- _Work order_: Print every entry below again. Nothing may differ from the original.

Text content records for pages:
----------
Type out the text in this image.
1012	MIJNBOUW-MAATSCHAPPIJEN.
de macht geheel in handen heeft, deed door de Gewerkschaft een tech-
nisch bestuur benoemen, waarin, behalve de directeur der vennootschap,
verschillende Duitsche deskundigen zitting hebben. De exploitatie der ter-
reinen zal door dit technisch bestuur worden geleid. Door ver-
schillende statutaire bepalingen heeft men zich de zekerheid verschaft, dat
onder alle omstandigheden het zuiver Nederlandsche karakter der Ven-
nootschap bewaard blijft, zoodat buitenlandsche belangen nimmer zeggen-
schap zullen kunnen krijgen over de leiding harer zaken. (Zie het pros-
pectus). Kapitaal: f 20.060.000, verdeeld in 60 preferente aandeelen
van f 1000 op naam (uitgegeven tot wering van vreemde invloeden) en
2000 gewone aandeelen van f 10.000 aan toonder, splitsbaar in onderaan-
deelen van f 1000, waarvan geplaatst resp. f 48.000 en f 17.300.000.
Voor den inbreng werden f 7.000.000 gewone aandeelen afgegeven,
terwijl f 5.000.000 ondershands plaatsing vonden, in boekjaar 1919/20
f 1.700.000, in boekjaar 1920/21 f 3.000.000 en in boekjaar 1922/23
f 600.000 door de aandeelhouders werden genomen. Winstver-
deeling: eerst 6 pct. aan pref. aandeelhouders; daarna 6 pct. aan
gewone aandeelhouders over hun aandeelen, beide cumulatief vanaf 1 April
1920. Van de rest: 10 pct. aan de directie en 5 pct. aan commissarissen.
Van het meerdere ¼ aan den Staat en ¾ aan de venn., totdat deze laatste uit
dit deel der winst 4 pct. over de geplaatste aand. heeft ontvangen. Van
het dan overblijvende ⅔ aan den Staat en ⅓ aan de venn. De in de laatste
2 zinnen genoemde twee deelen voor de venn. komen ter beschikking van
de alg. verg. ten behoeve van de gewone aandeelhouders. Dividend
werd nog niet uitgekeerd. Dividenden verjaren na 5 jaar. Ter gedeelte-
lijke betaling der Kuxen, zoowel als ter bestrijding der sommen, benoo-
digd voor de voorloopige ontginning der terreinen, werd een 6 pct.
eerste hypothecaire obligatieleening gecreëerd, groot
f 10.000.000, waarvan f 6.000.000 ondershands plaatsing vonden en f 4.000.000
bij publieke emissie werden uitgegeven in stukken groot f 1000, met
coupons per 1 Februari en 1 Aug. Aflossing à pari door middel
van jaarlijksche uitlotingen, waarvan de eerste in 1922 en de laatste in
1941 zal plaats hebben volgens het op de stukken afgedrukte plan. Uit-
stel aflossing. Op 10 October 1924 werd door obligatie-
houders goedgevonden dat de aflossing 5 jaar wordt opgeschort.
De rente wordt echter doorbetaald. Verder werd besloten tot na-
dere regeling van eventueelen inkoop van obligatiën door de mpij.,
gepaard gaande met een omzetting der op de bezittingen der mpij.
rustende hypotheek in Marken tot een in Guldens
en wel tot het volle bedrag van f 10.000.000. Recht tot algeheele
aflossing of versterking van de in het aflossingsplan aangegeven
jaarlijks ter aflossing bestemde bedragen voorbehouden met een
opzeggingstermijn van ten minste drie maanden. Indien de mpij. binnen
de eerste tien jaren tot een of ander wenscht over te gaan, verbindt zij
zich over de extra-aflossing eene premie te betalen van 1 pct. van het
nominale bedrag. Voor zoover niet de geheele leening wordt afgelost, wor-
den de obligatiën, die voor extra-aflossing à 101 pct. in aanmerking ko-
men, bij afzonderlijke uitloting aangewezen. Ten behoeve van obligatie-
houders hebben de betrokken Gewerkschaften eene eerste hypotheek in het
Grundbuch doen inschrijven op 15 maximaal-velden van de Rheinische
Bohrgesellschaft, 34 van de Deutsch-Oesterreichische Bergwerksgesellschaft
----------
- _Exercise output_:
Type out the text in this image.
1012	MIJNBOUW-MAATSCHAPPIJEN.
de macht geheel in handen heeft, deed door de Gewerkschaft een tech-
nisch bestuur benoemen, waarin, behalve de directeur der vennootschap,
verschillende Duitsche deskundigen zitting hebben. De exploitatie der ter-
reinen zal door dit technisch bestuur worden geleid. Door ver-
schillende statutaire bepalingen heeft men zich de zekerheid verschaft, dat
onder alle omstandigheden het zuiver Nederlandsche karakter der Ven-
nootschap bewaard blijft, zoodat buitenlandsche belangen nimmer zeggen-
schap zullen kunnen krijgen over de leiding harer zaken. (Zie het pros-
pectus). Kapitaal: f 20.060.000, verdeeld in 60 preferente aandeelen
van f 1000 op naam (uitgegeven tot wering van vreemde invloeden) en
2000 gewone aandeelen van f 10.000 aan toonder, splitsbaar in onderaan-
deelen van f 1000, waarvan geplaatst resp. f 48.000 en f 17.300.000.
Voor den inbreng werden f 7.000.000 gewone aandeelen afgegeven,
terwijl f 5.000.000 ondershands plaatsing vonden, in boekjaar 1919/20
f 1.700.000, in boekjaar 1920/21 f 3.000.000 en in boekjaar 1922/23
f 600.000 door de aandeelhouders werden genomen. Winstver-
deeling: eerst 6 pct. aan pref. aandeelhouders; daarna 6 pct. aan
gewone aandeelhouders over hun aandeelen, beide cumulatief vanaf 1 April
1920. Van de rest: 10 pct. aan de directie en 5 pct. aan commissarissen.
Van het meerdere ¼ aan den Staat en ¾ aan de venn., totdat deze laatste uit
dit deel der winst 4 pct. over de geplaatste aand. heeft ontvangen. Van
het dan overblijvende ⅔ aan den Staat en ⅓ aan de venn. De in de laatste
2 zinnen genoemde twee deelen voor de venn. komen ter beschikking van
de alg. verg. ten behoeve van de gewone aandeelhouders. Dividend
werd nog niet uitgekeerd. Dividenden verjaren na 5 jaar. Ter gedeelte-
lijke betaling der Kuxen, zoowel als ter bestrijding der sommen, benoo-
digd voor de voorloopige ontginning der terreinen, werd een 6 pct.
eerste hypothecaire obligatieleening gecreëerd, groot
f 10.000.000, waarvan f 6.000.000 ondershands plaatsing vonden en f 4.000.000
bij publieke emissie werden uitgegeven in stukken groot f 1000, met
coupons per 1 Februari en 1 Aug. Aflossing à pari door middel
van jaarlijksche uitlotingen, waarvan de eerste in 1922 en de laatste in
1941 zal plaats hebben volgens het op de stukken afgedrukte plan. Uit-
stel aflossing. Op 10 October 1924 werd door obligatie-
houders goedgevonden dat de aflossing 5 jaar wordt opgeschort.
De rente wordt echter doorbetaald. Verder werd besloten tot na-
dere regeling van eventueelen inkoop van obligatiën door de mpij.,
gepaard gaande met een omzetting der op de bezittingen der mpij.
rustende hypotheek in Marken tot een in Guldens
en wel tot het volle bedrag van f 10.000.000. Recht tot algeheele
aflossing of versterking van de in het aflossingsplan aangegeven
jaarlijks ter aflossing bestemde bedragen voorbehouden met een
opzeggingstermijn van ten minste drie maanden. Indien de mpij. binnen
de eerste tien jaren tot een of ander wenscht over te gaan, verbindt zij
zich over de extra-aflossing eene premie te betalen van 1 pct. van het
nominale bedrag. Voor zoover niet de geheele leening wordt afgelost, wor-
den de obligatiën, die voor extra-aflossing à 101 pct. in aanmerking ko-
men, bij afzonderlijke uitloting aangewezen. Ten behoeve van obligatie-
houders hebben de betrokken Gewerkschaften eene eerste hypotheek in het
Grundbuch doen inschrijven op 15 maximaal-velden van de Rheinische
Bohrgesellschaft, 34 van de Deutsch-Oesterreichische Bergwerksgesellschaft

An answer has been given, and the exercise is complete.